**INFORMATION SHOWN:**
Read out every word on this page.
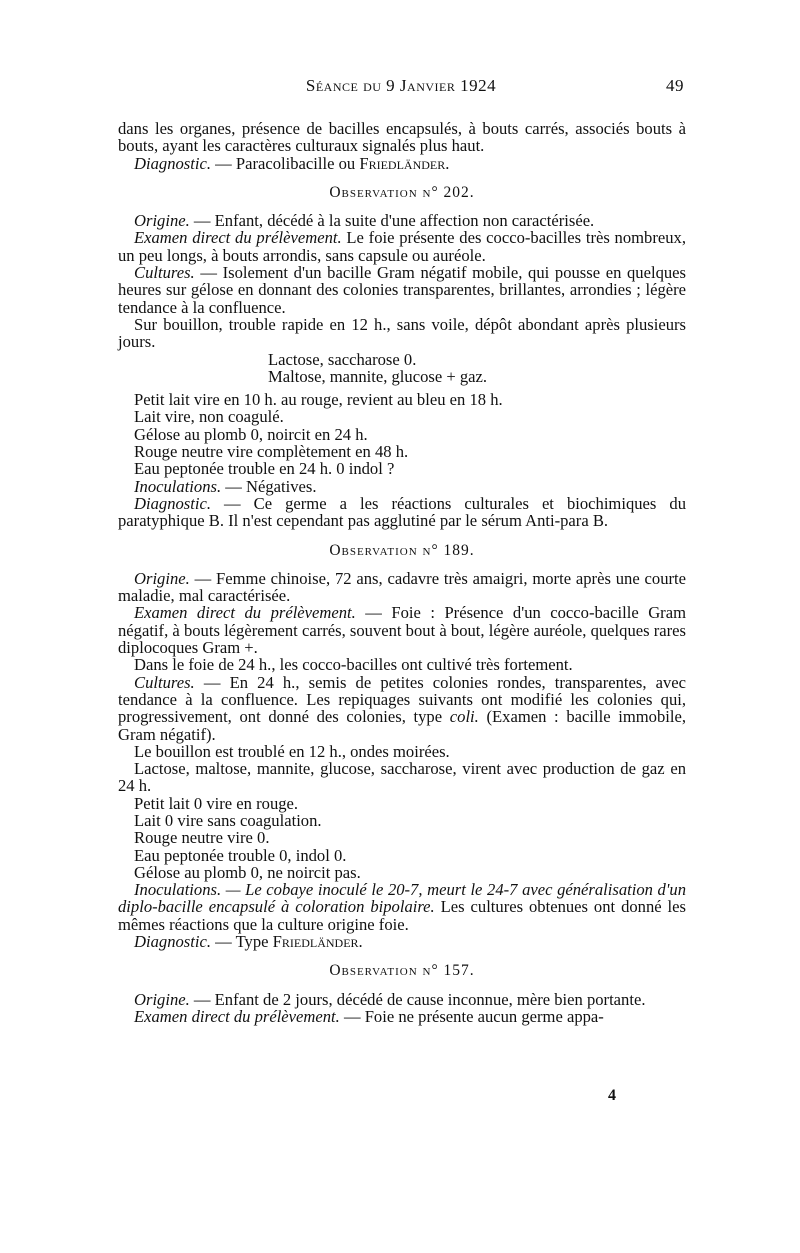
Séance du 9 Janvier 1924	49

dans les organes, présence de bacilles encapsulés, à bouts carrés, associés bouts à bouts, ayant les caractères culturaux signalés plus haut.

Diagnostic. — Paracolibacille ou Friedländer.

Observation n° 202.

Origine. — Enfant, décédé à la suite d'une affection non caractérisée.

Examen direct du prélèvement. Le foie présente des cocco-bacilles très nombreux, un peu longs, à bouts arrondis, sans capsule ou auréole.

Cultures. — Isolement d'un bacille Gram négatif mobile, qui pousse en quelques heures sur gélose en donnant des colonies transparentes, brillantes, arrondies ; légère tendance à la confluence.

Sur bouillon, trouble rapide en 12 h., sans voile, dépôt abondant après plusieurs jours.

Lactose, saccharose 0.

Maltose, mannite, glucose + gaz.

Petit lait vire en 10 h. au rouge, revient au bleu en 18 h.

Lait vire, non coagulé.

Gélose au plomb 0, noircit en 24 h.

Rouge neutre vire complètement en 48 h.

Eau peptonée trouble en 24 h. 0 indol ?

Inoculations. — Négatives.

Diagnostic. — Ce germe a les réactions culturales et biochimiques du paratyphique B. Il n'est cependant pas agglutiné par le sérum Anti-para B.

Observation n° 189.

Origine. — Femme chinoise, 72 ans, cadavre très amaigri, morte après une courte maladie, mal caractérisée.

Examen direct du prélèvement. — Foie : Présence d'un cocco-bacille Gram négatif, à bouts légèrement carrés, souvent bout à bout, légère auréole, quelques rares diplocoques Gram +.

Dans le foie de 24 h., les cocco-bacilles ont cultivé très fortement.

Cultures. — En 24 h., semis de petites colonies rondes, transparentes, avec tendance à la confluence. Les repiquages suivants ont modifié les colonies qui, progressivement, ont donné des colonies, type coli. (Examen : bacille immobile, Gram négatif).

Le bouillon est troublé en 12 h., ondes moirées.

Lactose, maltose, mannite, glucose, saccharose, virent avec production de gaz en 24 h.

Petit lait 0 vire en rouge.

Lait 0 vire sans coagulation.

Rouge neutre vire 0.

Eau peptonée trouble 0, indol 0.

Gélose au plomb 0, ne noircit pas.

Inoculations. — Le cobaye inoculé le 20-7, meurt le 24-7 avec généralisation d'un diplo-bacille encapsulé à coloration bipolaire. Les cultures obtenues ont donné les mêmes réactions que la culture origine foie.

Diagnostic. — Type Friedländer.

Observation n° 157.

Origine. — Enfant de 2 jours, décédé de cause inconnue, mère bien portante.

Examen direct du prélèvement. — Foie ne présente aucun germe appa-

4
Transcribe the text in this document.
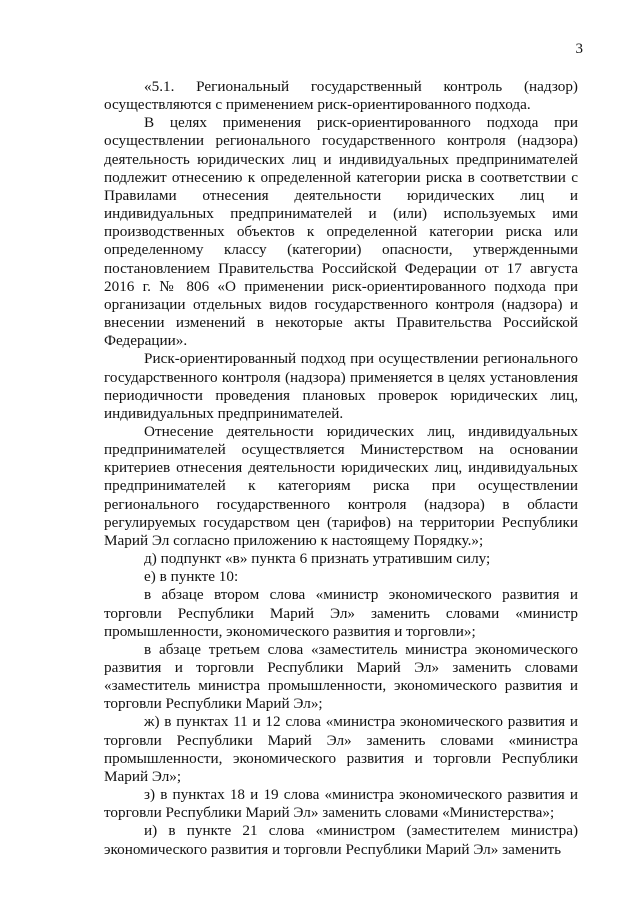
3

«5.1. Региональный государственный контроль (надзор) осуществляются с применением риск-ориентированного подхода.

В целях применения риск-ориентированного подхода при осуществлении регионального государственного контроля (надзора) деятельность юридических лиц и индивидуальных предпринимателей подлежит отнесению к определенной категории риска в соответствии с Правилами отнесения деятельности юридических лиц и индивидуальных предпринимателей и (или) используемых ими производственных объектов к определенной категории риска или определенному классу (категории) опасности, утвержденными постановлением Правительства Российской Федерации от 17 августа 2016 г. № 806 «О применении риск-ориентированного подхода при организации отдельных видов государственного контроля (надзора) и внесении изменений в некоторые акты Правительства Российской Федерации».

Риск-ориентированный подход при осуществлении регионального государственного контроля (надзора) применяется в целях установления периодичности проведения плановых проверок юридических лиц, индивидуальных предпринимателей.

Отнесение деятельности юридических лиц, индивидуальных предпринимателей осуществляется Министерством на основании критериев отнесения деятельности юридических лиц, индивидуальных предпринимателей к категориям риска при осуществлении регионального государственного контроля (надзора) в области регулируемых государством цен (тарифов) на территории Республики Марий Эл согласно приложению к настоящему Порядку.»;

д) подпункт «в» пункта 6 признать утратившим силу;

е) в пункте 10:

в абзаце втором слова «министр экономического развития и торговли Республики Марий Эл» заменить словами «министр промышленности, экономического развития и торговли»;

в абзаце третьем слова «заместитель министра экономического развития и торговли Республики Марий Эл» заменить словами «заместитель министра промышленности, экономического развития и торговли Республики Марий Эл»;

ж) в пунктах 11 и 12 слова «министра экономического развития и торговли Республики Марий Эл» заменить словами «министра промышленности, экономического развития и торговли Республики Марий Эл»;

з) в пунктах 18 и 19 слова «министра экономического развития и торговли Республики Марий Эл» заменить словами «Министерства»;

и) в пункте 21 слова «министром (заместителем министра) экономического развития и торговли Республики Марий Эл» заменить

**WRITTEN INSTRUCTION:**
Output the lines above in full and exactly as given, omitting any pictures.

**RIGHT ANSWER:**
Read out every word on this page.
Séance du 9 Janvier 1924	49

dans les organes, présence de bacilles encapsulés, à bouts carrés, associés bouts à bouts, ayant les caractères culturaux signalés plus haut.

Diagnostic. — Paracolibacille ou Friedländer.

Observation n° 202.

Origine. — Enfant, décédé à la suite d'une affection non caractérisée.

Examen direct du prélèvement. Le foie présente des cocco-bacilles très nombreux, un peu longs, à bouts arrondis, sans capsule ou auréole.

Cultures. — Isolement d'un bacille Gram négatif mobile, qui pousse en quelques heures sur gélose en donnant des colonies transparentes, brillantes, arrondies ; légère tendance à la confluence.

Sur bouillon, trouble rapide en 12 h., sans voile, dépôt abondant après plusieurs jours.

Lactose, saccharose 0.

Maltose, mannite, glucose + gaz.

Petit lait vire en 10 h. au rouge, revient au bleu en 18 h.

Lait vire, non coagulé.

Gélose au plomb 0, noircit en 24 h.

Rouge neutre vire complètement en 48 h.

Eau peptonée trouble en 24 h. 0 indol ?

Inoculations. — Négatives.

Diagnostic. — Ce germe a les réactions culturales et biochimiques du paratyphique B. Il n'est cependant pas agglutiné par le sérum Anti-para B.

Observation n° 189.

Origine. — Femme chinoise, 72 ans, cadavre très amaigri, morte après une courte maladie, mal caractérisée.

Examen direct du prélèvement. — Foie : Présence d'un cocco-bacille Gram négatif, à bouts légèrement carrés, souvent bout à bout, légère auréole, quelques rares diplocoques Gram +.

Dans le foie de 24 h., les cocco-bacilles ont cultivé très fortement.

Cultures. — En 24 h., semis de petites colonies rondes, transparentes, avec tendance à la confluence. Les repiquages suivants ont modifié les colonies qui, progressivement, ont donné des colonies, type coli. (Examen : bacille immobile, Gram négatif).

Le bouillon est troublé en 12 h., ondes moirées.

Lactose, maltose, mannite, glucose, saccharose, virent avec production de gaz en 24 h.

Petit lait 0 vire en rouge.

Lait 0 vire sans coagulation.

Rouge neutre vire 0.

Eau peptonée trouble 0, indol 0.

Gélose au plomb 0, ne noircit pas.

Inoculations. — Le cobaye inoculé le 20-7, meurt le 24-7 avec généralisation d'un diplo-bacille encapsulé à coloration bipolaire. Les cultures obtenues ont donné les mêmes réactions que la culture origine foie.

Diagnostic. — Type Friedländer.

Observation n° 157.

Origine. — Enfant de 2 jours, décédé de cause inconnue, mère bien portante.

Examen direct du prélèvement. — Foie ne présente aucun germe appa-

4
Transcribe the text in this document.
3

«5.1. Региональный государственный контроль (надзор) осуществляются с применением риск-ориентированного подхода.

В целях применения риск-ориентированного подхода при осуществлении регионального государственного контроля (надзора) деятельность юридических лиц и индивидуальных предпринимателей подлежит отнесению к определенной категории риска в соответствии с Правилами отнесения деятельности юридических лиц и индивидуальных предпринимателей и (или) используемых ими производственных объектов к определенной категории риска или определенному классу (категории) опасности, утвержденными постановлением Правительства Российской Федерации от 17 августа 2016 г. № 806 «О применении риск-ориентированного подхода при организации отдельных видов государственного контроля (надзора) и внесении изменений в некоторые акты Правительства Российской Федерации».

Риск-ориентированный подход при осуществлении регионального государственного контроля (надзора) применяется в целях установления периодичности проведения плановых проверок юридических лиц, индивидуальных предпринимателей.

Отнесение деятельности юридических лиц, индивидуальных предпринимателей осуществляется Министерством на основании критериев отнесения деятельности юридических лиц, индивидуальных предпринимателей к категориям риска при осуществлении регионального государственного контроля (надзора) в области регулируемых государством цен (тарифов) на территории Республики Марий Эл согласно приложению к настоящему Порядку.»;

д) подпункт «в» пункта 6 признать утратившим силу;

е) в пункте 10:

в абзаце втором слова «министр экономического развития и торговли Республики Марий Эл» заменить словами «министр промышленности, экономического развития и торговли»;

в абзаце третьем слова «заместитель министра экономического развития и торговли Республики Марий Эл» заменить словами «заместитель министра промышленности, экономического развития и торговли Республики Марий Эл»;

ж) в пунктах 11 и 12 слова «министра экономического развития и торговли Республики Марий Эл» заменить словами «министра промышленности, экономического развития и торговли Республики Марий Эл»;

з) в пунктах 18 и 19 слова «министра экономического развития и торговли Республики Марий Эл» заменить словами «Министерства»;

и) в пункте 21 слова «министром (заместителем министра) экономического развития и торговли Республики Марий Эл» заменить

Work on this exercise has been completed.